___ Data shown ___
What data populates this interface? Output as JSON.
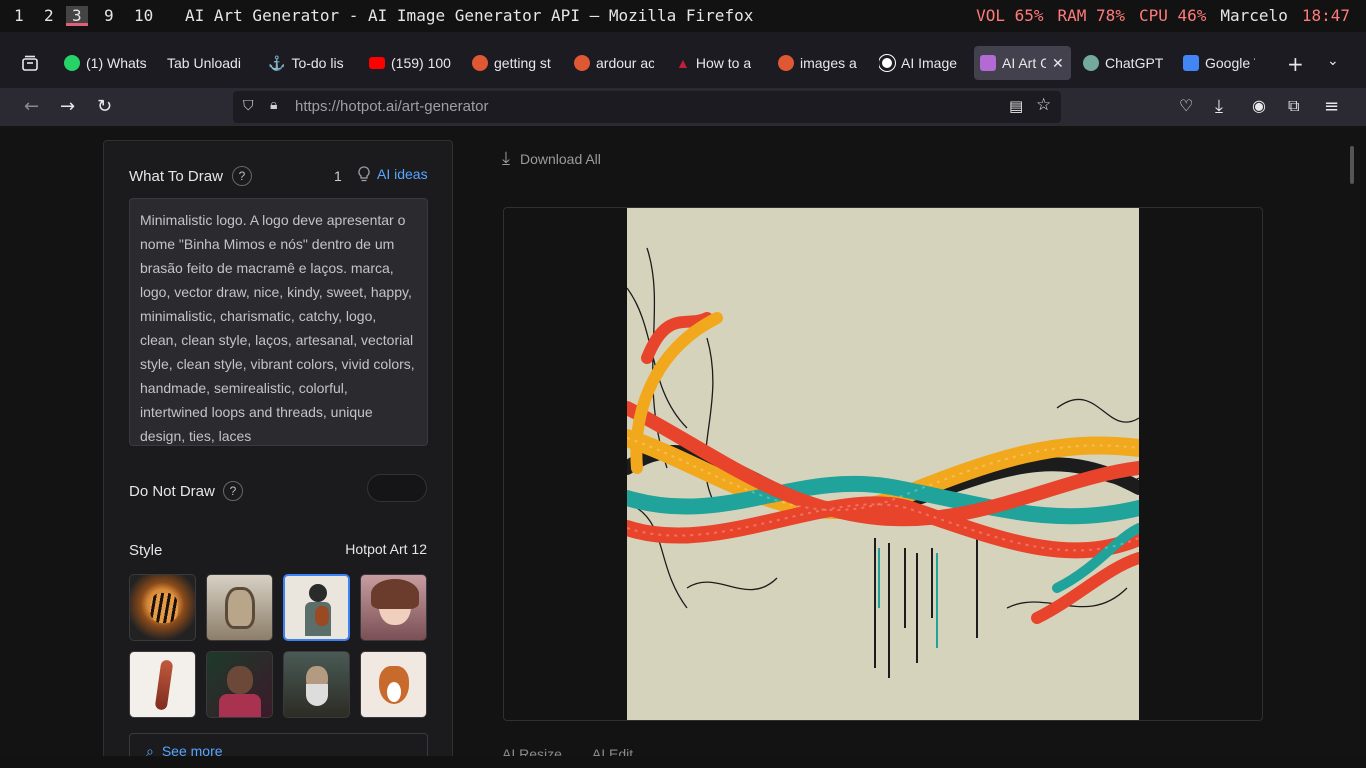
{
  "wm": {
    "workspaces": [
      "1",
      "2",
      "3",
      "9",
      "10"
    ],
    "active_workspace": "3",
    "window_title": "AI Art Generator - AI Image Generator API — Mozilla Firefox",
    "vol": "VOL 65%",
    "ram": "RAM 78%",
    "cpu": "CPU 46%",
    "user": "Marcelo",
    "time": "18:47"
  },
  "tabs": [
    {
      "label": "(1) Whats",
      "icon_color": "#25d366",
      "icon": "whatsapp-icon"
    },
    {
      "label": "Tab Unloadi",
      "icon_color": "",
      "icon": ""
    },
    {
      "label": "To-do lis",
      "icon_color": "#9e9ea6",
      "icon": "anchor-icon"
    },
    {
      "label": "(159) 100",
      "icon_color": "#ff0000",
      "icon": "youtube-icon"
    },
    {
      "label": "getting st",
      "icon_color": "#de5833",
      "icon": "duckduckgo-icon"
    },
    {
      "label": "ardour ac",
      "icon_color": "#de5833",
      "icon": "duckduckgo-icon"
    },
    {
      "label": "How to a",
      "icon_color": "#c41e3a",
      "icon": "arch-icon"
    },
    {
      "label": "images a",
      "icon_color": "#de5833",
      "icon": "duckduckgo-icon"
    },
    {
      "label": "AI Image",
      "icon_color": "#ffffff",
      "icon": "openai-icon"
    },
    {
      "label": "AI Art G",
      "icon_color": "#b36bd3",
      "icon": "hotpot-icon",
      "active": true
    },
    {
      "label": "ChatGPT",
      "icon_color": "#74aa9c",
      "icon": "chatgpt-icon"
    },
    {
      "label": "Google T",
      "icon_color": "#4285f4",
      "icon": "google-translate-icon"
    }
  ],
  "nav": {
    "url_host": "https://hotpot.ai",
    "url_path": "/art-generator"
  },
  "panel": {
    "what_to_draw": "What To Draw",
    "help": "?",
    "count": "1",
    "ai_ideas": "AI ideas",
    "prompt": "Minimalistic logo. A logo deve apresentar o nome \"Binha Mimos e nós\" dentro de um brasão feito de macramê e laços. marca, logo, vector draw, nice, kindy, sweet, happy, minimalistic, charismatic, catchy, logo, clean, clean style, laços, artesanal, vectorial style, clean style, vibrant colors, vivid colors, handmade, semirealistic, colorful, intertwined loops and threads, unique design, ties, laces",
    "do_not_draw": "Do Not Draw",
    "style_label": "Style",
    "style_name": "Hotpot Art 12",
    "see_more": "See more",
    "thumbs": [
      "tiger",
      "robot-bull",
      "violinist",
      "anime-girl",
      "mannequin",
      "warrior",
      "old-man",
      "fox-logo"
    ]
  },
  "main": {
    "download_all": "Download All",
    "tools": [
      "AI Resize",
      "AI Edit"
    ]
  },
  "colors": {
    "accent": "#58a6ff",
    "selected_border": "#3b82f6",
    "rope_red": "#e8442c",
    "rope_orange": "#f2a81c",
    "rope_teal": "#1fa39a",
    "rope_black": "#1c1c1c"
  }
}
___
▶ **Work to do**
Give every record again exactly, apart from the pictures, which stay out.

▶ **The response**
What data populates this interface? Output as JSON.
{
  "wm": {
    "workspaces": [
      "1",
      "2",
      "3",
      "9",
      "10"
    ],
    "active_workspace": "3",
    "window_title": "AI Art Generator - AI Image Generator API — Mozilla Firefox",
    "vol": "VOL 65%",
    "ram": "RAM 78%",
    "cpu": "CPU 46%",
    "user": "Marcelo",
    "time": "18:47"
  },
  "tabs": [
    {
      "label": "(1) Whats",
      "icon_color": "#25d366",
      "icon": "whatsapp-icon"
    },
    {
      "label": "Tab Unloadi",
      "icon_color": "",
      "icon": ""
    },
    {
      "label": "To-do lis",
      "icon_color": "#9e9ea6",
      "icon": "anchor-icon"
    },
    {
      "label": "(159) 100",
      "icon_color": "#ff0000",
      "icon": "youtube-icon"
    },
    {
      "label": "getting st",
      "icon_color": "#de5833",
      "icon": "duckduckgo-icon"
    },
    {
      "label": "ardour ac",
      "icon_color": "#de5833",
      "icon": "duckduckgo-icon"
    },
    {
      "label": "How to a",
      "icon_color": "#c41e3a",
      "icon": "arch-icon"
    },
    {
      "label": "images a",
      "icon_color": "#de5833",
      "icon": "duckduckgo-icon"
    },
    {
      "label": "AI Image",
      "icon_color": "#ffffff",
      "icon": "openai-icon"
    },
    {
      "label": "AI Art G",
      "icon_color": "#b36bd3",
      "icon": "hotpot-icon",
      "active": true
    },
    {
      "label": "ChatGPT",
      "icon_color": "#74aa9c",
      "icon": "chatgpt-icon"
    },
    {
      "label": "Google T",
      "icon_color": "#4285f4",
      "icon": "google-translate-icon"
    }
  ],
  "nav": {
    "url_host": "https://hotpot.ai",
    "url_path": "/art-generator"
  },
  "panel": {
    "what_to_draw": "What To Draw",
    "help": "?",
    "count": "1",
    "ai_ideas": "AI ideas",
    "prompt": "Minimalistic logo. A logo deve apresentar o nome \"Binha Mimos e nós\" dentro de um brasão feito de macramê e laços. marca, logo, vector draw, nice, kindy, sweet, happy, minimalistic, charismatic, catchy, logo, clean, clean style, laços, artesanal, vectorial style, clean style, vibrant colors, vivid colors, handmade, semirealistic, colorful, intertwined loops and threads, unique design, ties, laces",
    "do_not_draw": "Do Not Draw",
    "style_label": "Style",
    "style_name": "Hotpot Art 12",
    "see_more": "See more",
    "thumbs": [
      "tiger",
      "robot-bull",
      "violinist",
      "anime-girl",
      "mannequin",
      "warrior",
      "old-man",
      "fox-logo"
    ]
  },
  "main": {
    "download_all": "Download All",
    "tools": [
      "AI Resize",
      "AI Edit"
    ]
  },
  "colors": {
    "accent": "#58a6ff",
    "selected_border": "#3b82f6",
    "rope_red": "#e8442c",
    "rope_orange": "#f2a81c",
    "rope_teal": "#1fa39a",
    "rope_black": "#1c1c1c"
  }
}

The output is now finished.